═══ Passage provided

History of early American Catholics late author’s crowning achievement

January 13, 2021
By Nancy L. Roberts
Catholic News Service
Filed Under: Books, News, World News

This is the cover of the book “Continental Achievement: Roman Catholics in the United States, Revolution and Early Republic,” by Kevin Starr. The book is reviewed by Nancy L. Roberts. (CNS photo/courtesy Ignatius Press)

This highly anticipated second volume in historian Kevin Starr’s history of Catholics in the United States is nothing short of glorious.

Delving deeply into the story of how Catholics participated in the Revolutionary War and the early years of the new republic, Starr shows the same dedication to scrupulous research, thoughtful weighing of evidence and lively narrative style that distinguished his earlier volume, “Continental Ambition: Roman Catholics in North America.”

The American Revolution gave Catholics in North America’s English colonies the opportunity “to earn a new and better place for themselves in an emergent American republic,” Starr writes.

══════
═══ Raw records

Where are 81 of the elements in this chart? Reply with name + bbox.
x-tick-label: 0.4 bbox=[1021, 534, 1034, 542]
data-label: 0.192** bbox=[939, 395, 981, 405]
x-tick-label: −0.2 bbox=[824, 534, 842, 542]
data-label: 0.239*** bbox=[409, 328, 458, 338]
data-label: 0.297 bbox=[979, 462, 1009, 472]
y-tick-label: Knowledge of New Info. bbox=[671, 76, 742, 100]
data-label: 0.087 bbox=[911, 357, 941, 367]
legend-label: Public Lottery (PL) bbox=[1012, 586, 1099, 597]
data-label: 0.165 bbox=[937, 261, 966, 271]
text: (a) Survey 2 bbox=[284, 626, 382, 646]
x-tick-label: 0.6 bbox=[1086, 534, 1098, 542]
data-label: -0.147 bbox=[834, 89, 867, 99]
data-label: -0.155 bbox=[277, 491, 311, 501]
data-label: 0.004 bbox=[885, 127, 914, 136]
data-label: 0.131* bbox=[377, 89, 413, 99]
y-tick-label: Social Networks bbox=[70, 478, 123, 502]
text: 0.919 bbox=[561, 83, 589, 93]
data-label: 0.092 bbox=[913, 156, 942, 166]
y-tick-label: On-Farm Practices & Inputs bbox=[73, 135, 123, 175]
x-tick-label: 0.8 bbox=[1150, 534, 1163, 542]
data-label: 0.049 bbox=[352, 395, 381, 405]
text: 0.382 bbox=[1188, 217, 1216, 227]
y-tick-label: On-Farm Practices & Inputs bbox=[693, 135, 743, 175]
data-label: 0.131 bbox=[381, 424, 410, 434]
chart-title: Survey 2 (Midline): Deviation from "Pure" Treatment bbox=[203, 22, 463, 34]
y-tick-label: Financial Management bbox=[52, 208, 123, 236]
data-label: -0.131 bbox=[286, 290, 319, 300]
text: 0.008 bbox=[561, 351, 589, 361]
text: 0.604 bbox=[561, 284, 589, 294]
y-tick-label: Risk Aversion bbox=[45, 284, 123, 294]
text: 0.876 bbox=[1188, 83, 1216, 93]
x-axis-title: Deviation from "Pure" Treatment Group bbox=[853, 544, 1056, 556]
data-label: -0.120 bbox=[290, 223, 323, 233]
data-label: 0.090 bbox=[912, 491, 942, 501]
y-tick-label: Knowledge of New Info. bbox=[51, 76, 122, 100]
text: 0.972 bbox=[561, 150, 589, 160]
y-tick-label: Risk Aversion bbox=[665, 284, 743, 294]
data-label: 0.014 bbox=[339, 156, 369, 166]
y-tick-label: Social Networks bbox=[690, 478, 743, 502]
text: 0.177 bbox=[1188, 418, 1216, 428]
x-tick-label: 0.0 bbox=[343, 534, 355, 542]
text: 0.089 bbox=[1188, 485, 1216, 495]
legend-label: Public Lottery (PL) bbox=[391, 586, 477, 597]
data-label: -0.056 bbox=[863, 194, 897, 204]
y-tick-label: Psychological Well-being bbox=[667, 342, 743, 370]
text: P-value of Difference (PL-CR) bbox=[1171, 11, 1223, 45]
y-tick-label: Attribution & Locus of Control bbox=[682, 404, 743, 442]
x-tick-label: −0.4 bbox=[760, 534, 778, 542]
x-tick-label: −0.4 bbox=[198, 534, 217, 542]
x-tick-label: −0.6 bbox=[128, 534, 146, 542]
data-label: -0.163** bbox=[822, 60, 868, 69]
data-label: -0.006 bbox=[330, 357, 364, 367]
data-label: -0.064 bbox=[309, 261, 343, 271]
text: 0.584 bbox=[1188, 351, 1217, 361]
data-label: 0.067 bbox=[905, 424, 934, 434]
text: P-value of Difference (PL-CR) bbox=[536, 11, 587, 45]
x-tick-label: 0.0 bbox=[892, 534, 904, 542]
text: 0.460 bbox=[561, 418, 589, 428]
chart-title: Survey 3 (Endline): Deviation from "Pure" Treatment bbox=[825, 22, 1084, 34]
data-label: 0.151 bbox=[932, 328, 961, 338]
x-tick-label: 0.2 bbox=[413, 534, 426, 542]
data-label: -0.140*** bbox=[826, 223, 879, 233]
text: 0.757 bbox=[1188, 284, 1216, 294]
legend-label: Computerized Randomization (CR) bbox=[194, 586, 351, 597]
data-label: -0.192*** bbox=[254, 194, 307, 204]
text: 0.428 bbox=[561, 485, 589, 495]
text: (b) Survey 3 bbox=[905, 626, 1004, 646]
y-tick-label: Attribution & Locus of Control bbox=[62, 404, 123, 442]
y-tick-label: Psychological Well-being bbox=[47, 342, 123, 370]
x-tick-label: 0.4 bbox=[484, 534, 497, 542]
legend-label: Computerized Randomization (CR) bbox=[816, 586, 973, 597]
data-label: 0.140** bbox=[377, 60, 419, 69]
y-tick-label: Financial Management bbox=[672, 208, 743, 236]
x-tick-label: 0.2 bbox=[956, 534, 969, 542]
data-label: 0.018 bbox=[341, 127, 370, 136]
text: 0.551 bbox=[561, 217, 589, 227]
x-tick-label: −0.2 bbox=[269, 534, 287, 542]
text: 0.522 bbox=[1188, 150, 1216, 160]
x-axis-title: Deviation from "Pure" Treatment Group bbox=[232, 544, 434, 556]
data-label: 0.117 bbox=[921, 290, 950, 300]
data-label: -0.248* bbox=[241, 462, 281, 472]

══════

● **What you will do**:
1) In the book review, what is the title of Kevin Starr's earlier volume?
2) Carry the review of Kevin Starr's book on early American Catholics forward from where it stops.

● **Task-by-task results**:
1) "Continental Ambition: Roman Catholics in North America."

2)
He casts a wide net, focusing both on Catholic leaders — such as John Carroll, “the founding bishop of Catholic America,” and Mother Elizabeth Ann Bayley Seton, the church’s first American-born saint, who founded the first American congregation of nuns, the Sisters of Charity — and the substantial number of rank-and-file Catholics “who did their fair share of the fighting and dying” in the revolution.

The war’s American deaths numbered more than 25,000 and the British deaths topped 15,000. Showing respect toward the suffering endured by both sides, Starr paints a grim picture of Valley Forge.

It was, he tells us, “a valley of shadows, death and betrayal … harsh and cold.” Shelter consisted of “little more than 14-by-16-foot split-slab huts housing 12 men to a cabin,” only heated by clay fireplaces.

In characteristic detail, Starr adds: “An absence of rations for up to three days at a time was not uncommon in the first phases of the encampment. The only food consisted of firecakes, thin bread made of flour and water and baked over a campfire. Men died of hunger, as did some 500 horses. No greatcoats were available for use against freezing temperatures. Men wrapped themselves in the blankets in which they slept at night, and many were forced to tie rags around disintegrating footwear or, worse, around their bare feet.”

Starr also devotes attention to European Catholics who figured prominently in the Patriot victory, such as the Polish engineer Thaddeus Kosciuszko.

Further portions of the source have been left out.